- _What you should do_
Report the number of lines containing "actions", with no other words.

- _The input_
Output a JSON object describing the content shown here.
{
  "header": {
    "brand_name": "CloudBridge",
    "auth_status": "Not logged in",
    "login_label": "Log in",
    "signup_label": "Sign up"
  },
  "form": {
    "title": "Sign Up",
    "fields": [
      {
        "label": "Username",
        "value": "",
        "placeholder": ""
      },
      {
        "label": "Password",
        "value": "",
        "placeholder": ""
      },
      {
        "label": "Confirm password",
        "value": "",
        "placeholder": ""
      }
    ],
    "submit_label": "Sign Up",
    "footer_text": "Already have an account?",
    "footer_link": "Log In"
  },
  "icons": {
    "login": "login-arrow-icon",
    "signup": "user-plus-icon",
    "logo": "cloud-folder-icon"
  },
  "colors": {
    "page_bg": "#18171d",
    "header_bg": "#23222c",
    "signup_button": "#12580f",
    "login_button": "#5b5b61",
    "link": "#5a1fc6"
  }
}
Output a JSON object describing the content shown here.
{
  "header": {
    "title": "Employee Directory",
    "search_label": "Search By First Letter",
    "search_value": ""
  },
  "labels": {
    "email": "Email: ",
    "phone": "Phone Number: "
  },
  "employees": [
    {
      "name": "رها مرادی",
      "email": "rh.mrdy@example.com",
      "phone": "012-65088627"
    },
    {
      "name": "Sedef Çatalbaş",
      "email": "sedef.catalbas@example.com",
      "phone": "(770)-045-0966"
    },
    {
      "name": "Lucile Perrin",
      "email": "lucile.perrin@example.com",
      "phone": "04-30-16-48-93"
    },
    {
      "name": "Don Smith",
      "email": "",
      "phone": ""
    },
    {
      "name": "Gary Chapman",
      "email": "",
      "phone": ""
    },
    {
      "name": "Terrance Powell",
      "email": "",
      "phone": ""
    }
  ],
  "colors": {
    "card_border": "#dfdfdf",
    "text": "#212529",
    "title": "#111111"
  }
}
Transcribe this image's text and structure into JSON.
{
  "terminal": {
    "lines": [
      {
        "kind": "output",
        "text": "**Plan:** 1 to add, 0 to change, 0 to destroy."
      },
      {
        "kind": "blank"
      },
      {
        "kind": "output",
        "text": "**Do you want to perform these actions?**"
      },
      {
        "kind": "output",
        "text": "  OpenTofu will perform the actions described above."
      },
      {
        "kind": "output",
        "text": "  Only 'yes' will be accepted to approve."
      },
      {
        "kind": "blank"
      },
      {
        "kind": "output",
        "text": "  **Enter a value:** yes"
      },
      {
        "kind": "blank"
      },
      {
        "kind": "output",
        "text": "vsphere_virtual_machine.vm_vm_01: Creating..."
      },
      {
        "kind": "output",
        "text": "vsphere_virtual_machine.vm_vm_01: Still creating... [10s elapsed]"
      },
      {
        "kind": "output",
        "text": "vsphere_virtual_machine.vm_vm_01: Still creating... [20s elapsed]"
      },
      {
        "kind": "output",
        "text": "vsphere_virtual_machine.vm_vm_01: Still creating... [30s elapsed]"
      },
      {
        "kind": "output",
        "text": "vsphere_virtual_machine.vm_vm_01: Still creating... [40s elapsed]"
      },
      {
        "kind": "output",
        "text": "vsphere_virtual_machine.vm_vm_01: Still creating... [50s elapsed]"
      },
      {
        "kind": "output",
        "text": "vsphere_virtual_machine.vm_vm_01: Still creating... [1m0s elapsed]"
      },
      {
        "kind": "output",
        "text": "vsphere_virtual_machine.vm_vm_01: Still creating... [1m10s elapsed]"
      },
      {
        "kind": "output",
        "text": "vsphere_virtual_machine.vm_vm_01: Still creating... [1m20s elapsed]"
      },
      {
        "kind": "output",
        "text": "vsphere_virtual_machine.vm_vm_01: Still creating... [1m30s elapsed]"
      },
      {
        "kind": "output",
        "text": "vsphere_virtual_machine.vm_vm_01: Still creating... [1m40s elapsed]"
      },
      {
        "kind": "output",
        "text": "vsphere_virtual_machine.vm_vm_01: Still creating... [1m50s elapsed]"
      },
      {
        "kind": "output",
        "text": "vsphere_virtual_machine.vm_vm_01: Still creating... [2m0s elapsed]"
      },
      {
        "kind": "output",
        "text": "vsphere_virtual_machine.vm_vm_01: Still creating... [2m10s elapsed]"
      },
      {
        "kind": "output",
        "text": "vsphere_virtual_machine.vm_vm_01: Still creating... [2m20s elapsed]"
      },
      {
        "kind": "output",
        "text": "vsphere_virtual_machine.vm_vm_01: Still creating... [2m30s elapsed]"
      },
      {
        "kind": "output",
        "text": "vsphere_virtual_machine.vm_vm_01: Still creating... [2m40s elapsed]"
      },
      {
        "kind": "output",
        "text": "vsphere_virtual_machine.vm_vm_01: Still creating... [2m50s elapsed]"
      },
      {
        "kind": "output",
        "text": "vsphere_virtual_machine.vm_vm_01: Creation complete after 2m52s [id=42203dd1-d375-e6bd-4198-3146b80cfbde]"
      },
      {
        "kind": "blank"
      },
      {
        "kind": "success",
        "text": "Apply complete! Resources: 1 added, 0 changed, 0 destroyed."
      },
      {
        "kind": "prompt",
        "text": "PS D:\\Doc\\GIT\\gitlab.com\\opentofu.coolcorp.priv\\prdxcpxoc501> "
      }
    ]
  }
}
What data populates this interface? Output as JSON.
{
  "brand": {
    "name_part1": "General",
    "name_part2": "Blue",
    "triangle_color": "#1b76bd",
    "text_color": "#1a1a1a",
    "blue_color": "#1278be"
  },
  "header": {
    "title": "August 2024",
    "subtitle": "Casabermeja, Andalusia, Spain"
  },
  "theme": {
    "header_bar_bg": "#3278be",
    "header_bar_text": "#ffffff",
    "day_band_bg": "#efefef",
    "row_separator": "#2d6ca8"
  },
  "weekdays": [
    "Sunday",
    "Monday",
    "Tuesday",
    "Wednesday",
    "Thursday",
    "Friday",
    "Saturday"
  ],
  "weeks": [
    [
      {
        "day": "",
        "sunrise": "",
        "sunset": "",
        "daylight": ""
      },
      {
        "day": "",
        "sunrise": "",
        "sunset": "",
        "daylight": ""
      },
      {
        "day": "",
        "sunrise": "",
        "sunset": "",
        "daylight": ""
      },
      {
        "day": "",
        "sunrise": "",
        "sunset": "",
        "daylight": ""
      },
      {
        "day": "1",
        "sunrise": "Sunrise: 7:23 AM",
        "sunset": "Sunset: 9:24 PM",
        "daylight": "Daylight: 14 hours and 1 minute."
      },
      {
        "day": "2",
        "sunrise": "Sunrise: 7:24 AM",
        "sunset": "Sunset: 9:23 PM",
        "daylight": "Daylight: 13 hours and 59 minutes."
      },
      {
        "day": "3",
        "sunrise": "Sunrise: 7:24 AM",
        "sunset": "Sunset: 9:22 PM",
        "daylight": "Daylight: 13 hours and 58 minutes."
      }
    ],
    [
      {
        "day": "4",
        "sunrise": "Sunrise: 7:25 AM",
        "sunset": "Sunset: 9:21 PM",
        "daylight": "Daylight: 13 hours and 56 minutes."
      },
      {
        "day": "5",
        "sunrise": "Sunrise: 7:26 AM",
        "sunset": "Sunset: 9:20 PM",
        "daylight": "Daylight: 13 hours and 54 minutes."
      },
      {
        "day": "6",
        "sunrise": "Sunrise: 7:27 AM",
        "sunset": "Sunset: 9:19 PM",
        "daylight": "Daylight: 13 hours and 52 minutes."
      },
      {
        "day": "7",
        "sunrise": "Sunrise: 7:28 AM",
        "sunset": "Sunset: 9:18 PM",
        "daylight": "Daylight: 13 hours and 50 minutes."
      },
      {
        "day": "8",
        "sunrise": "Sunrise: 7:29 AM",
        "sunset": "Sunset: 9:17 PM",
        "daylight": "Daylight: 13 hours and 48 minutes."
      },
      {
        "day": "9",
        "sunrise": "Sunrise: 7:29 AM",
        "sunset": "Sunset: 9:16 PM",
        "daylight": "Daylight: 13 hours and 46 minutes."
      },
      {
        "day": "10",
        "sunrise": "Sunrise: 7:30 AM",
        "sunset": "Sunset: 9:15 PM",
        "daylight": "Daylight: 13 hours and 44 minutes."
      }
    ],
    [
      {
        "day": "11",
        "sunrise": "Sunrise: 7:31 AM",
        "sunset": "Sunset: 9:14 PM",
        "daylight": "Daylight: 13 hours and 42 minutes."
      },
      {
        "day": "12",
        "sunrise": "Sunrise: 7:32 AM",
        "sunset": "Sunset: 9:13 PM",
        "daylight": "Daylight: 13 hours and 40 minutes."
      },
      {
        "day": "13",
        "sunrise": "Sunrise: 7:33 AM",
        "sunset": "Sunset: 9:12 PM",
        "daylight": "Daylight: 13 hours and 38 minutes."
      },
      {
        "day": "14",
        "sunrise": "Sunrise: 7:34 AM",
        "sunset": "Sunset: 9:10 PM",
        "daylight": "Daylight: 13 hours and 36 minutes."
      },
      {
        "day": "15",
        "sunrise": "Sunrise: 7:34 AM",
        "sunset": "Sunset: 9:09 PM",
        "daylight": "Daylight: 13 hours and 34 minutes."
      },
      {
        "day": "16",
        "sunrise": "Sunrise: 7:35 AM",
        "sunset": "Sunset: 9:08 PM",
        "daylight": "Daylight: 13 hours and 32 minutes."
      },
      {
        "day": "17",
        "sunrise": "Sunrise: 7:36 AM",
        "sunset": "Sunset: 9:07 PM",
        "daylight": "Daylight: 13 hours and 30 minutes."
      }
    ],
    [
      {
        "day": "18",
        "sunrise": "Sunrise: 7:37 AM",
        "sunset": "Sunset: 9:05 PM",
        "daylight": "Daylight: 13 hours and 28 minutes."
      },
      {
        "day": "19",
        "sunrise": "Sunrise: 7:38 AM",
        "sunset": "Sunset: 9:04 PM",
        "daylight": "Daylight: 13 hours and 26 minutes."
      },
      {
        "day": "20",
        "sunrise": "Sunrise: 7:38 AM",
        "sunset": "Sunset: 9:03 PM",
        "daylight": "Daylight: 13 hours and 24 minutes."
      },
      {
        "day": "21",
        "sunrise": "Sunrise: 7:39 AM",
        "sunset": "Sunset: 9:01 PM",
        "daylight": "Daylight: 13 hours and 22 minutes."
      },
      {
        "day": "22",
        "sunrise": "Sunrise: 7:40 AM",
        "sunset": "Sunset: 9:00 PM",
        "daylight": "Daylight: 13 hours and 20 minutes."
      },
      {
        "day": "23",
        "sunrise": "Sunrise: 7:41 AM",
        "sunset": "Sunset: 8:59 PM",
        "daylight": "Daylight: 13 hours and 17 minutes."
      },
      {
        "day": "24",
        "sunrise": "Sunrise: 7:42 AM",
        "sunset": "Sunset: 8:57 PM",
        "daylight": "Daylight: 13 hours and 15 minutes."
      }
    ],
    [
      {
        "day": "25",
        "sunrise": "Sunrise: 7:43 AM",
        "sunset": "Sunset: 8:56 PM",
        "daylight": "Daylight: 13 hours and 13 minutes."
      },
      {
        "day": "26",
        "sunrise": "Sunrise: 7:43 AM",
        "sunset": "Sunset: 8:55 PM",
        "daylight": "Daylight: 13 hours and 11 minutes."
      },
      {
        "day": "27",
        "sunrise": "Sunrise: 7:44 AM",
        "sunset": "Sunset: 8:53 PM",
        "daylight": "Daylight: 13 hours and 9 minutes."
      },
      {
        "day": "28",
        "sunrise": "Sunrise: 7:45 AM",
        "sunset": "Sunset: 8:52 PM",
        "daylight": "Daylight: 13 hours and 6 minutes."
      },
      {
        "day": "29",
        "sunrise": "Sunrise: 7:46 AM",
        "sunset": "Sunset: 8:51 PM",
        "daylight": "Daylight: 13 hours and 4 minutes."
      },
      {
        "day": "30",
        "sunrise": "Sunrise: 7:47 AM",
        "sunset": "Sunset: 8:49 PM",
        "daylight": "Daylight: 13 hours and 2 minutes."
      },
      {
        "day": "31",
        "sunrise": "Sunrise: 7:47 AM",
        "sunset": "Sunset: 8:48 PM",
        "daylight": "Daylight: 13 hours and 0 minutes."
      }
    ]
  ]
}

- _Result of the task_
2